### Exercise aim
Sift the listing for lines that hold the string "mensajes" and pull them out.

### Record list
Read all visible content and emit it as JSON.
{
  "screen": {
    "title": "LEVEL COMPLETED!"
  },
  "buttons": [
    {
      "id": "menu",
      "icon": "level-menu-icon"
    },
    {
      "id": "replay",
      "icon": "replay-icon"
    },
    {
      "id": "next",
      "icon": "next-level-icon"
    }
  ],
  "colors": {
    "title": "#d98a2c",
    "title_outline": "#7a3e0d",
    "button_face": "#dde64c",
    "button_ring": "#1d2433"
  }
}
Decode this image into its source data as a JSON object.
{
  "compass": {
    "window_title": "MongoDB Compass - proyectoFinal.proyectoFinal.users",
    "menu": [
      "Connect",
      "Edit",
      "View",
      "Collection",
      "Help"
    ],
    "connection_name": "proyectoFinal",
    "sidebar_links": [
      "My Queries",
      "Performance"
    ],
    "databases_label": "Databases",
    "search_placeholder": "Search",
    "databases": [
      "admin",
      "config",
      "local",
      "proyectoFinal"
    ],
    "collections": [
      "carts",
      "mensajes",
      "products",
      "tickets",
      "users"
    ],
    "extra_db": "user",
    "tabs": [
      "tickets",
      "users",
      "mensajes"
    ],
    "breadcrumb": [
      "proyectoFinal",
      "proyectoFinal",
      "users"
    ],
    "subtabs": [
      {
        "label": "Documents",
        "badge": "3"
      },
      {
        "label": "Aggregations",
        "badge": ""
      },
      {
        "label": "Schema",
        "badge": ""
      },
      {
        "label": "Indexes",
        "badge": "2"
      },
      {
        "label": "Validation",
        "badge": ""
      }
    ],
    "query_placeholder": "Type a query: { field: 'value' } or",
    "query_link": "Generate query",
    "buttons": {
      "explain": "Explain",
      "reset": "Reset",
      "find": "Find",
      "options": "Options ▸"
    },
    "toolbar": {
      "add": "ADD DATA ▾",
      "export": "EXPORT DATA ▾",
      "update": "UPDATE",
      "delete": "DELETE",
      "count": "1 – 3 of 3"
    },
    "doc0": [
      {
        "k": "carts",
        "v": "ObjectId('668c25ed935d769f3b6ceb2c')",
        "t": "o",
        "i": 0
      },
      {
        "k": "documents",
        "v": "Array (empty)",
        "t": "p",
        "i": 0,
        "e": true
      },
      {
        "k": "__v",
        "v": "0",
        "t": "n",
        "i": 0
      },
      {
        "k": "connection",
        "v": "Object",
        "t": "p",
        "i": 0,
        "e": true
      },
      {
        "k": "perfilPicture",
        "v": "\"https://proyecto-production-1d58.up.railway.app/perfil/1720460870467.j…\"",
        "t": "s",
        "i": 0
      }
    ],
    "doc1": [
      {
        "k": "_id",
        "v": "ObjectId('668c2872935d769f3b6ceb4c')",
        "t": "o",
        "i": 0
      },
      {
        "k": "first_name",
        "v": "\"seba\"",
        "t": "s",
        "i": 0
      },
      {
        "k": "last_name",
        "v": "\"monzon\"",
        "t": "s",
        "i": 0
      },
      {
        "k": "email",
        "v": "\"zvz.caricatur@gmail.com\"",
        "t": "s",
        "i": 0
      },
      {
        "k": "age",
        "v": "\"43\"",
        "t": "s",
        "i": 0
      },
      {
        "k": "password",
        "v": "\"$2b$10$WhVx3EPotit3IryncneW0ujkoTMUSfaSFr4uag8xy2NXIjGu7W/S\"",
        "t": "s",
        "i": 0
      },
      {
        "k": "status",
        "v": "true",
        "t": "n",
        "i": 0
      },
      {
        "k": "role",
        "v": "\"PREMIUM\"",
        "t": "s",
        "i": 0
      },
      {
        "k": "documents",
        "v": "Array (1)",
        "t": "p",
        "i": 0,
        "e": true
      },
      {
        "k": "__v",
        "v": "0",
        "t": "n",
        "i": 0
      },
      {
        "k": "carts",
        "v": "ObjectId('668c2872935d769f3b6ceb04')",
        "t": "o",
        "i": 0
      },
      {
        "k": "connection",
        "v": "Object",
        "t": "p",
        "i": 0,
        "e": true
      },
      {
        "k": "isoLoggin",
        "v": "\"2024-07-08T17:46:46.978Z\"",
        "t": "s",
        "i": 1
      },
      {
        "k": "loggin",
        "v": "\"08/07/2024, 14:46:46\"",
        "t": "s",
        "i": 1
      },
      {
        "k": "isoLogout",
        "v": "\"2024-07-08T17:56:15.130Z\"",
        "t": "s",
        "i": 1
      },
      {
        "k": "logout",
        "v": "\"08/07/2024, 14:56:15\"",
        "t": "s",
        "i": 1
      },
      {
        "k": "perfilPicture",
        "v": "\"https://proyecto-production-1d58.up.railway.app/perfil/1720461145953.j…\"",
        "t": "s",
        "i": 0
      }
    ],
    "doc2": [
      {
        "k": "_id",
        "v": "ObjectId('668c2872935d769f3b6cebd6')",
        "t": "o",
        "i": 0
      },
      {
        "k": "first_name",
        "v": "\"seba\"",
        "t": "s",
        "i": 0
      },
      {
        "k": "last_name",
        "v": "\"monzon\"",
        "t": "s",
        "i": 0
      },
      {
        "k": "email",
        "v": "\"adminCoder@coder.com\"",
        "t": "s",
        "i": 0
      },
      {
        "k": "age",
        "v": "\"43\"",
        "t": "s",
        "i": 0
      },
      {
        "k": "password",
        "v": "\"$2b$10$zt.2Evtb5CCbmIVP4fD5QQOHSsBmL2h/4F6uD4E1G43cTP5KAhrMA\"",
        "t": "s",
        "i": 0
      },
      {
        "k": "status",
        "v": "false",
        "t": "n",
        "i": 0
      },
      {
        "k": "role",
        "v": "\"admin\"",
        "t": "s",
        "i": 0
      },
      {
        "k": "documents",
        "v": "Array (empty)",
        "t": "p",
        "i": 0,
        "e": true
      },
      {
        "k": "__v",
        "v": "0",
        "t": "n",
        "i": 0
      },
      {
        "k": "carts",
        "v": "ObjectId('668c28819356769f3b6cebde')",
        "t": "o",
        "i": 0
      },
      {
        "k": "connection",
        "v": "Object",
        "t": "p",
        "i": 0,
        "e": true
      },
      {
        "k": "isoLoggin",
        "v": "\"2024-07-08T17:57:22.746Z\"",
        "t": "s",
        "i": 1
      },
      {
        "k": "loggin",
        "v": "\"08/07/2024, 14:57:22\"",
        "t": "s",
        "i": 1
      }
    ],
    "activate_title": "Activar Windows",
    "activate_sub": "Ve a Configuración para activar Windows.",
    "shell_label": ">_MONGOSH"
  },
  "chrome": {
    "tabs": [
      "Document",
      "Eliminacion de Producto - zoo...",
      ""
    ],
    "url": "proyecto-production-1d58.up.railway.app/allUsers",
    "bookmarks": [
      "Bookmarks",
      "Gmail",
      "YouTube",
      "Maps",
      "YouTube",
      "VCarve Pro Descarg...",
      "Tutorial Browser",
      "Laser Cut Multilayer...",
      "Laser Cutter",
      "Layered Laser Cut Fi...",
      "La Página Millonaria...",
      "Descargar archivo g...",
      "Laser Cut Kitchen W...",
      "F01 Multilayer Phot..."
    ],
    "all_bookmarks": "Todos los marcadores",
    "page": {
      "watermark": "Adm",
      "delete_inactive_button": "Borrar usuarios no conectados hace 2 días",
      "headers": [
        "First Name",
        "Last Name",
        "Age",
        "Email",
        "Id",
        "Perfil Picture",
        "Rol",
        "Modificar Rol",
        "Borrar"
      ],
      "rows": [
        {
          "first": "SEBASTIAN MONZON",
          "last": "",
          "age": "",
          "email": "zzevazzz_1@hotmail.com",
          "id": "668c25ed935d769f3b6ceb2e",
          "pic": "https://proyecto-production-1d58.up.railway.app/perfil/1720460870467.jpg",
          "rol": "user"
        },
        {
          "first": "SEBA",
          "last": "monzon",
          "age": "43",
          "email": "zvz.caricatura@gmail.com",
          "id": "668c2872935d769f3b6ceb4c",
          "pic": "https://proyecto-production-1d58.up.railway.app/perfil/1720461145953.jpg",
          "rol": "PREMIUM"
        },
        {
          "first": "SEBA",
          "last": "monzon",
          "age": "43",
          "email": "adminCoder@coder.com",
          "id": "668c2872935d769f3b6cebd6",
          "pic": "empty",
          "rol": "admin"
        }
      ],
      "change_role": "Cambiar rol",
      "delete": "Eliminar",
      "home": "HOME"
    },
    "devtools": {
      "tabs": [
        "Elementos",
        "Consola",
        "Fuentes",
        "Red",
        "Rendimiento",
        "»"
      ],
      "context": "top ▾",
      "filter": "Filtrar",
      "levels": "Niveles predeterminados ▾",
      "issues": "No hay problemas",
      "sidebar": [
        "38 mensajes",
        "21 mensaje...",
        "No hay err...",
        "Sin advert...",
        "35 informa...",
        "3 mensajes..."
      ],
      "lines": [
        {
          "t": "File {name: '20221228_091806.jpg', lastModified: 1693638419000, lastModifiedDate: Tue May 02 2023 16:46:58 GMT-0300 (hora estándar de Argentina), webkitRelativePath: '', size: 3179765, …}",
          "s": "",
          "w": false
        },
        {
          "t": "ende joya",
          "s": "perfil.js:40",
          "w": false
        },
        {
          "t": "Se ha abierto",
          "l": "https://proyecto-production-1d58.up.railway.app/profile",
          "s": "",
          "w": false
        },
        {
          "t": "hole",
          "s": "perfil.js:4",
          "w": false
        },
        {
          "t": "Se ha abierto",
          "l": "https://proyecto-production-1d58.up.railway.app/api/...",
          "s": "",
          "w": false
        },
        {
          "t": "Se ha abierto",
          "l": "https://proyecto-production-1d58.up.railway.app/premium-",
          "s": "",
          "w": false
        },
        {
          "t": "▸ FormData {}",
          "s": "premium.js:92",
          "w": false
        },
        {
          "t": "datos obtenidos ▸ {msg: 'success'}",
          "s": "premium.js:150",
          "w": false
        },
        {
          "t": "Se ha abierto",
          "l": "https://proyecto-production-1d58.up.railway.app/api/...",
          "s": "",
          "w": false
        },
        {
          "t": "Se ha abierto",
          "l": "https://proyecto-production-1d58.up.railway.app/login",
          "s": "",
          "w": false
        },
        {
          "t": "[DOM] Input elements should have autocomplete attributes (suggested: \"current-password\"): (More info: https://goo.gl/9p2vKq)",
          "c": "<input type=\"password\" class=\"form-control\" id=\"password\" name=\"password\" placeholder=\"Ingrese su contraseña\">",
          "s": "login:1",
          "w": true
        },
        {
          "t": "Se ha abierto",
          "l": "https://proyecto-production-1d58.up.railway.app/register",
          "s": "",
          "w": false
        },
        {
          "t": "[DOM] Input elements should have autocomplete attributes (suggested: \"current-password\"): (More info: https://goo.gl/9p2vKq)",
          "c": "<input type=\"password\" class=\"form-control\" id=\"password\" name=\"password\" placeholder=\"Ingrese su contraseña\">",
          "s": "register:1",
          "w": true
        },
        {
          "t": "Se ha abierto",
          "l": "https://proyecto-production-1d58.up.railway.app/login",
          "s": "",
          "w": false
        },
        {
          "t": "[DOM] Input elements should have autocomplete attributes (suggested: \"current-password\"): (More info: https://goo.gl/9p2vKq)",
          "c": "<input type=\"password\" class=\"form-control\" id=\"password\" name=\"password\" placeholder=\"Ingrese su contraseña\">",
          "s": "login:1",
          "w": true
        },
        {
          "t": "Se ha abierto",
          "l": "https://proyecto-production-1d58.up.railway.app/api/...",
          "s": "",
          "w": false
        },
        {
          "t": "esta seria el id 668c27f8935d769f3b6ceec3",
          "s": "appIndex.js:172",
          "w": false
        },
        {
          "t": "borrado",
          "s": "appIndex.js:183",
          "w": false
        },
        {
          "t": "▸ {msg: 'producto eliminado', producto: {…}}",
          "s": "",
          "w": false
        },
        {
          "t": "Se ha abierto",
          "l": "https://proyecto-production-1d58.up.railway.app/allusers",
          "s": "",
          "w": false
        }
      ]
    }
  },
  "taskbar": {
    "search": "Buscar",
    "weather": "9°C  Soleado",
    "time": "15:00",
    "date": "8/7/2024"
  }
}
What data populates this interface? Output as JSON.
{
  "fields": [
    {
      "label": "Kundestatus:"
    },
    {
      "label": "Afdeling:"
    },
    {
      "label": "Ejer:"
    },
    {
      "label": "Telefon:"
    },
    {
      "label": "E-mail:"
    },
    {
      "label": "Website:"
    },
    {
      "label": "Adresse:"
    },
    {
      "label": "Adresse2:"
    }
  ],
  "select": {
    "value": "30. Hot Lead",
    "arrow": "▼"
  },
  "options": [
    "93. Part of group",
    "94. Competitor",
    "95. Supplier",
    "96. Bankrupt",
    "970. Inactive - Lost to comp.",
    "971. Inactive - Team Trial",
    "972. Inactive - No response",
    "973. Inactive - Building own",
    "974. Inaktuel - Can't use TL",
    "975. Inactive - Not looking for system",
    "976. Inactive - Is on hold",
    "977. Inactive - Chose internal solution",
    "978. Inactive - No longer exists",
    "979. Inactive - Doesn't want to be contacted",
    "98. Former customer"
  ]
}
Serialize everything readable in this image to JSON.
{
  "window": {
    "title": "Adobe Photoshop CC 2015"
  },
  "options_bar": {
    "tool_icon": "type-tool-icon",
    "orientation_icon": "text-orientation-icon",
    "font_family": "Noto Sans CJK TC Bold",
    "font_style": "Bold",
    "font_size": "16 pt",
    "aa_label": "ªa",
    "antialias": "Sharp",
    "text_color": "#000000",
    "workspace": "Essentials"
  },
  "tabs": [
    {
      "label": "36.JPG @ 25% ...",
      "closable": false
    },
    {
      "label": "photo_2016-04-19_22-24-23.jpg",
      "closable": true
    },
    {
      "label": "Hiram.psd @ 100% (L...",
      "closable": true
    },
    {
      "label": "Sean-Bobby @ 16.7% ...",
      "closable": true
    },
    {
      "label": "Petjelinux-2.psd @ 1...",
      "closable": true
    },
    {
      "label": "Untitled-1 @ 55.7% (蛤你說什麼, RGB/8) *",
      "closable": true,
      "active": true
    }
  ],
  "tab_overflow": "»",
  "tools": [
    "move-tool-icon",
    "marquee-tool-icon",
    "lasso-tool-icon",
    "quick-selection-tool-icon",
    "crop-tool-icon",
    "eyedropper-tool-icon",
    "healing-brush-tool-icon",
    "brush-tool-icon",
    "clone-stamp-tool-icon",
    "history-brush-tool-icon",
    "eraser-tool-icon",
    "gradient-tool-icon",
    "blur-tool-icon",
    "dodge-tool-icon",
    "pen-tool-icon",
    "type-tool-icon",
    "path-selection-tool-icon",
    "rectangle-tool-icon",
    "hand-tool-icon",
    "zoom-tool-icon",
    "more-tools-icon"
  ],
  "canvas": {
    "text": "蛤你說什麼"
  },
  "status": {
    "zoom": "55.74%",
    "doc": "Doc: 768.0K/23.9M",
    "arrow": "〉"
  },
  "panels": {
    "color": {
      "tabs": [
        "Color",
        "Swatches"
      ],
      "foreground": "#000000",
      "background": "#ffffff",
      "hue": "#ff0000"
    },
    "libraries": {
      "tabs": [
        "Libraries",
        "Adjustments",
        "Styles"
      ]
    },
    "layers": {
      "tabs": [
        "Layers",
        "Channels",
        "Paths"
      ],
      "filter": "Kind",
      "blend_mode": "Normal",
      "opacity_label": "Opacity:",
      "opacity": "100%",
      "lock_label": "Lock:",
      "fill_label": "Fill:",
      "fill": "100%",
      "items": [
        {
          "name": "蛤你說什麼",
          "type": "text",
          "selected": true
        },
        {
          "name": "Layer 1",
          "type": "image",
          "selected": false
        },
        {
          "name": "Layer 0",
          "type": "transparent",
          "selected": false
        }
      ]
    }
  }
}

### Worked solution
      "mensajes",
      "mensajes"
        "38 mensajes",
        "3 mensajes..."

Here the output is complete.